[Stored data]
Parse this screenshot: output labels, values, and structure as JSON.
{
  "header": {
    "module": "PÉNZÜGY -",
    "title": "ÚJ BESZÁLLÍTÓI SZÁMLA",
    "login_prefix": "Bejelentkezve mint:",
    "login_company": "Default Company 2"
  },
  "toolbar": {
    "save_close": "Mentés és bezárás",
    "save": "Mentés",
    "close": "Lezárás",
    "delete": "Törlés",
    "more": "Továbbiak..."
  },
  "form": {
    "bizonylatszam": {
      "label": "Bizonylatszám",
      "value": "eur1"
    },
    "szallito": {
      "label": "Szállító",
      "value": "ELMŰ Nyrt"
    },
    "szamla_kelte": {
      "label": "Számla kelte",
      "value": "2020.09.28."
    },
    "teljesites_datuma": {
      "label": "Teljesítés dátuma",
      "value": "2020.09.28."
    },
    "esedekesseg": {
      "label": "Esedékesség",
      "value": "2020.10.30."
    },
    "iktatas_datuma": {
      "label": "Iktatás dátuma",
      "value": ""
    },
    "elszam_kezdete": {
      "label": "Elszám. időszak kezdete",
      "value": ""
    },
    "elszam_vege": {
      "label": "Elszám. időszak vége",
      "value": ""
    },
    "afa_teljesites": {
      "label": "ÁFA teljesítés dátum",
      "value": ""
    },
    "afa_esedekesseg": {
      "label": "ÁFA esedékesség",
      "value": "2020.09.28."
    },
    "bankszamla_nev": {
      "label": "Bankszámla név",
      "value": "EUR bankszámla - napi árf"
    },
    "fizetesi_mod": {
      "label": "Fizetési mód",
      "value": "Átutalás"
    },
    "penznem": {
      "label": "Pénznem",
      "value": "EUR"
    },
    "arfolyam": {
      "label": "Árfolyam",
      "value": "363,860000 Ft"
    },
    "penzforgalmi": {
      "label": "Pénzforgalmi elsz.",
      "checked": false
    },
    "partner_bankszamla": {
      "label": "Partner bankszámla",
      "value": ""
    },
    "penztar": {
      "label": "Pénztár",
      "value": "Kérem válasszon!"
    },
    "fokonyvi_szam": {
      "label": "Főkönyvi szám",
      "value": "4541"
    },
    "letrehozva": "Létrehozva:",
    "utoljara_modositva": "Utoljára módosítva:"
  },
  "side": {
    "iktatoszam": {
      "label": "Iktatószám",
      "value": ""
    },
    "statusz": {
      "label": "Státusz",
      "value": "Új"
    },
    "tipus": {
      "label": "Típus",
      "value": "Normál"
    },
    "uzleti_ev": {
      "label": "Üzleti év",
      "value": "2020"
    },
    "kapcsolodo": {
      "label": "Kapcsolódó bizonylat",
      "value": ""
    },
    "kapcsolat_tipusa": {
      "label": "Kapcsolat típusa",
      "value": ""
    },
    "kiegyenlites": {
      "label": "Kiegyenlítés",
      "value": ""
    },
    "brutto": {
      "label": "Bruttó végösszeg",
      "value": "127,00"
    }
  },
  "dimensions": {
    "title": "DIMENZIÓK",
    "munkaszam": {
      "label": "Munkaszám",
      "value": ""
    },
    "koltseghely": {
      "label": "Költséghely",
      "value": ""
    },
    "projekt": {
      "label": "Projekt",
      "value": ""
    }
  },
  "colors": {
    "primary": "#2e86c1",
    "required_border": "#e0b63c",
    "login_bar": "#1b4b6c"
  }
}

_WHAT IS EXPECTED_
Return all of the data word for word.

_FINISHED TASK_
Parse this screenshot: output labels, values, and structure as JSON.
{
  "header": {
    "module": "PÉNZÜGY -",
    "title": "ÚJ BESZÁLLÍTÓI SZÁMLA",
    "login_prefix": "Bejelentkezve mint:",
    "login_company": "Default Company 2"
  },
  "toolbar": {
    "save_close": "Mentés és bezárás",
    "save": "Mentés",
    "close": "Lezárás",
    "delete": "Törlés",
    "more": "Továbbiak..."
  },
  "form": {
    "bizonylatszam": {
      "label": "Bizonylatszám",
      "value": "eur1"
    },
    "szallito": {
      "label": "Szállító",
      "value": "ELMŰ Nyrt"
    },
    "szamla_kelte": {
      "label": "Számla kelte",
      "value": "2020.09.28."
    },
    "teljesites_datuma": {
      "label": "Teljesítés dátuma",
      "value": "2020.09.28."
    },
    "esedekesseg": {
      "label": "Esedékesség",
      "value": "2020.10.30."
    },
    "iktatas_datuma": {
      "label": "Iktatás dátuma",
      "value": ""
    },
    "elszam_kezdete": {
      "label": "Elszám. időszak kezdete",
      "value": ""
    },
    "elszam_vege": {
      "label": "Elszám. időszak vége",
      "value": ""
    },
    "afa_teljesites": {
      "label": "ÁFA teljesítés dátum",
      "value": ""
    },
    "afa_esedekesseg": {
      "label": "ÁFA esedékesség",
      "value": "2020.09.28."
    },
    "bankszamla_nev": {
      "label": "Bankszámla név",
      "value": "EUR bankszámla - napi árf"
    },
    "fizetesi_mod": {
      "label": "Fizetési mód",
      "value": "Átutalás"
    },
    "penznem": {
      "label": "Pénznem",
      "value": "EUR"
    },
    "arfolyam": {
      "label": "Árfolyam",
      "value": "363,860000 Ft"
    },
    "penzforgalmi": {
      "label": "Pénzforgalmi elsz.",
      "checked": false
    },
    "partner_bankszamla": {
      "label": "Partner bankszámla",
      "value": ""
    },
    "penztar": {
      "label": "Pénztár",
      "value": "Kérem válasszon!"
    },
    "fokonyvi_szam": {
      "label": "Főkönyvi szám",
      "value": "4541"
    },
    "letrehozva": "Létrehozva:",
    "utoljara_modositva": "Utoljára módosítva:"
  },
  "side": {
    "iktatoszam": {
      "label": "Iktatószám",
      "value": ""
    },
    "statusz": {
      "label": "Státusz",
      "value": "Új"
    },
    "tipus": {
      "label": "Típus",
      "value": "Normál"
    },
    "uzleti_ev": {
      "label": "Üzleti év",
      "value": "2020"
    },
    "kapcsolodo": {
      "label": "Kapcsolódó bizonylat",
      "value": ""
    },
    "kapcsolat_tipusa": {
      "label": "Kapcsolat típusa",
      "value": ""
    },
    "kiegyenlites": {
      "label": "Kiegyenlítés",
      "value": ""
    },
    "brutto": {
      "label": "Bruttó végösszeg",
      "value": "127,00"
    }
  },
  "dimensions": {
    "title": "DIMENZIÓK",
    "munkaszam": {
      "label": "Munkaszám",
      "value": ""
    },
    "koltseghely": {
      "label": "Költséghely",
      "value": ""
    },
    "projekt": {
      "label": "Projekt",
      "value": ""
    }
  },
  "colors": {
    "primary": "#2e86c1",
    "required_border": "#e0b63c",
    "login_bar": "#1b4b6c"
  }
}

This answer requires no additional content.